(Records excerpted from a collection)
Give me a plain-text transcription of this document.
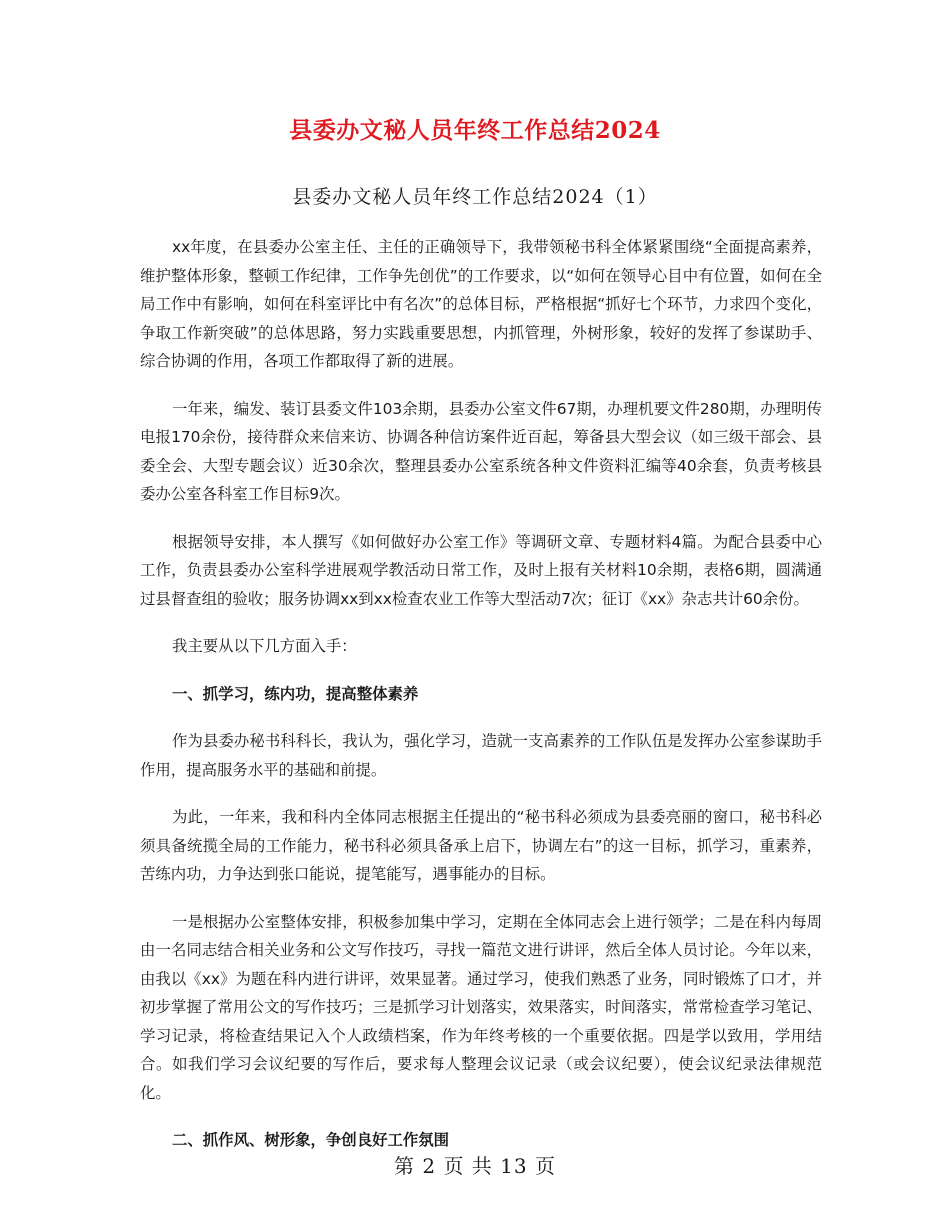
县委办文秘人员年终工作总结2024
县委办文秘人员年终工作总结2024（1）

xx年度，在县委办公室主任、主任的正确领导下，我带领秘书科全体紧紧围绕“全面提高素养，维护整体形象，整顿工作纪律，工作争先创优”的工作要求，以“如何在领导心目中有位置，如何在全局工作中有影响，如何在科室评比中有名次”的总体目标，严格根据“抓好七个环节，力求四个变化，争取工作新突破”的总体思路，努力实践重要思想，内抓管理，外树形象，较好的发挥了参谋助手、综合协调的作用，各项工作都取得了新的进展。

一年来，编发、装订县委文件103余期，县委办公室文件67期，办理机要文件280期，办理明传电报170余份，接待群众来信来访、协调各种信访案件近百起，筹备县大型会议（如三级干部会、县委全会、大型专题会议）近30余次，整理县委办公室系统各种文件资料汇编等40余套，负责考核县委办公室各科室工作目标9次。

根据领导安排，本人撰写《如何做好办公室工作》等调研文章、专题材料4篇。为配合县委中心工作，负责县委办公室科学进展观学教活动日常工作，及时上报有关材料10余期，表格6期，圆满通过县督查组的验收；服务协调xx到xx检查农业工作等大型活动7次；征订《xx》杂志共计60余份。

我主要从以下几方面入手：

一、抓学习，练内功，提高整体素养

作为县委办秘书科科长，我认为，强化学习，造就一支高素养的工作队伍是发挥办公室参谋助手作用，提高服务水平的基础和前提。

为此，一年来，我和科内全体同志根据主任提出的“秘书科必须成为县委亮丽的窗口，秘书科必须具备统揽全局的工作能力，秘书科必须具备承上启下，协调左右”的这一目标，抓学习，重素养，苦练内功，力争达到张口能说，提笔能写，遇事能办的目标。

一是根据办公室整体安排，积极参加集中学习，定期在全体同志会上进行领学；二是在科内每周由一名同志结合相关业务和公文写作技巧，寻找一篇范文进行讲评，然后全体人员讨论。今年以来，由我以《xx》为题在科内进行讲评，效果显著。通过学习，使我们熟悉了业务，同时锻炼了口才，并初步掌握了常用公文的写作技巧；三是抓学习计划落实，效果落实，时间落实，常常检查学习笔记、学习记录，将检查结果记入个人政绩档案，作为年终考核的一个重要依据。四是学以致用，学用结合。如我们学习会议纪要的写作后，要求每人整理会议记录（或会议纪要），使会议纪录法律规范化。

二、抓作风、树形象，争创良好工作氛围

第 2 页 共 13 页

...

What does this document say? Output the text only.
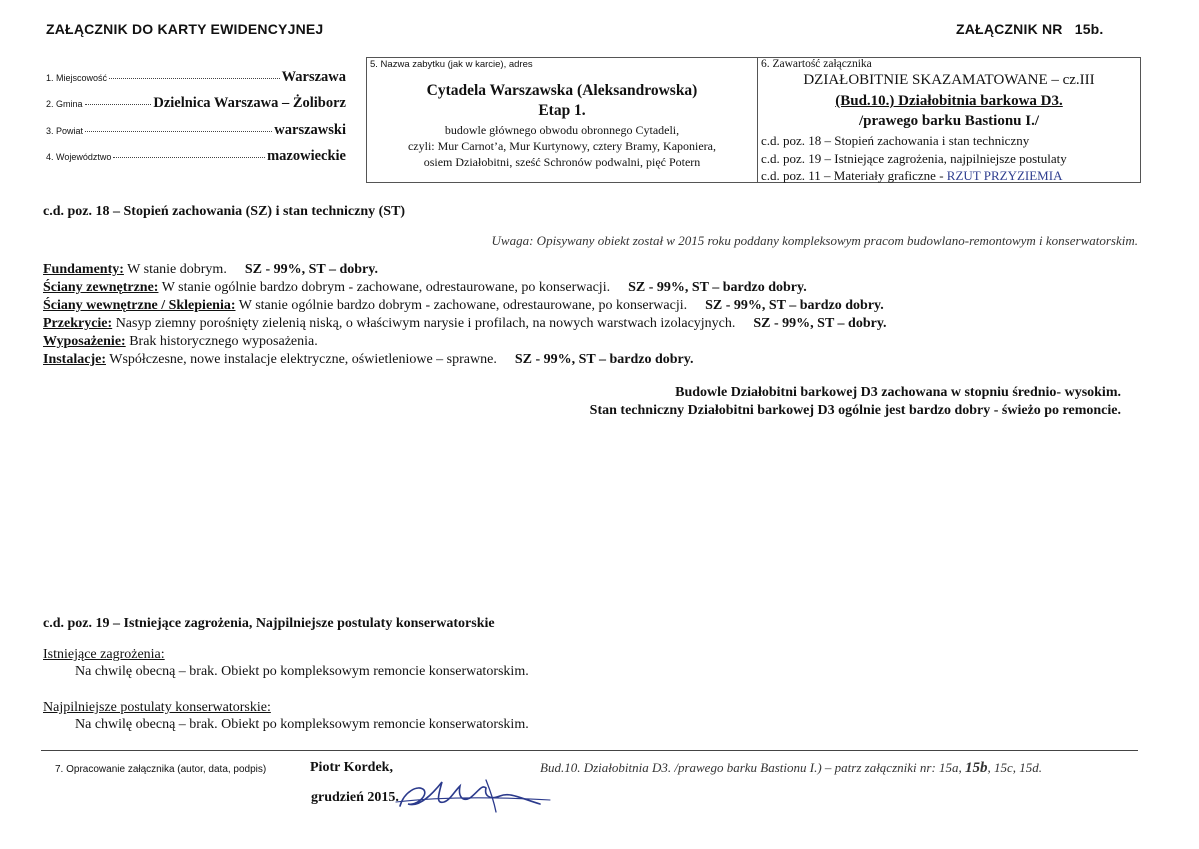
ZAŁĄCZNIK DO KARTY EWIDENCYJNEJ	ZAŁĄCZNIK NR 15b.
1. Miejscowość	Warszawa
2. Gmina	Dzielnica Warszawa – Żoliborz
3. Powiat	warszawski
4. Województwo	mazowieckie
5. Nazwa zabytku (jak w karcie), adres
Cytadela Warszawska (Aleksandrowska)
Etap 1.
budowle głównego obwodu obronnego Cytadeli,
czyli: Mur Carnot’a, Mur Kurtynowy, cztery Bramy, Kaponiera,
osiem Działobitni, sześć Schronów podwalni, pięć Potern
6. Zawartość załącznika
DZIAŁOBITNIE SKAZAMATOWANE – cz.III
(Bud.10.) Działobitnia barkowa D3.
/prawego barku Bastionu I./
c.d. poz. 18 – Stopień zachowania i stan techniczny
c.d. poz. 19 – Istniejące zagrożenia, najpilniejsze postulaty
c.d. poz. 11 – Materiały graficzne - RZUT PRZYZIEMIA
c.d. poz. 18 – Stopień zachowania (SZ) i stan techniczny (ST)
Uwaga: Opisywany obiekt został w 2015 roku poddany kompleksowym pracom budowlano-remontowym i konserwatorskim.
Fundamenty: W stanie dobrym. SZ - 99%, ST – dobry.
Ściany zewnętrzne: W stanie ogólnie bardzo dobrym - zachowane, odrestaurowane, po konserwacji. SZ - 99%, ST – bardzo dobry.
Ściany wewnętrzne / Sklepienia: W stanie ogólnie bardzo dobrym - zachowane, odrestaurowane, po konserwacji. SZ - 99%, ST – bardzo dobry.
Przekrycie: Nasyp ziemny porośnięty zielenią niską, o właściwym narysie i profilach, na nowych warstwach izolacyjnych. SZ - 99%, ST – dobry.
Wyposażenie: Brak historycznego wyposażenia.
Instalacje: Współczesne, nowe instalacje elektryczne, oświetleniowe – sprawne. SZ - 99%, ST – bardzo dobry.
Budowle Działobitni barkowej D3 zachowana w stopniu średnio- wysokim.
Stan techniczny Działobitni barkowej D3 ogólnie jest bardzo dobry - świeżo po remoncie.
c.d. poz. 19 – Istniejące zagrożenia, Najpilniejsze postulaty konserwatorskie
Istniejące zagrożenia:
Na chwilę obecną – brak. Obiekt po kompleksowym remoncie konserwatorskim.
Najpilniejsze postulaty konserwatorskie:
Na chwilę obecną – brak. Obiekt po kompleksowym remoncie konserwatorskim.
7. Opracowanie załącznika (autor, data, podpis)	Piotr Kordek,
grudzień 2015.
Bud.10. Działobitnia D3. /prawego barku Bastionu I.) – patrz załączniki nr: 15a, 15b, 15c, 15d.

● Directions: Which lines include the word "odrestaurowane"? Copy every one of them.

● Task output:
Ściany zewnętrzne: W stanie ogólnie bardzo dobrym - zachowane, odrestaurowane, po konserwacji. SZ - 99%, ST – bardzo dobry.
Ściany wewnętrzne / Sklepienia: W stanie ogólnie bardzo dobrym - zachowane, odrestaurowane, po konserwacji. SZ - 99%, ST – bardzo dobry.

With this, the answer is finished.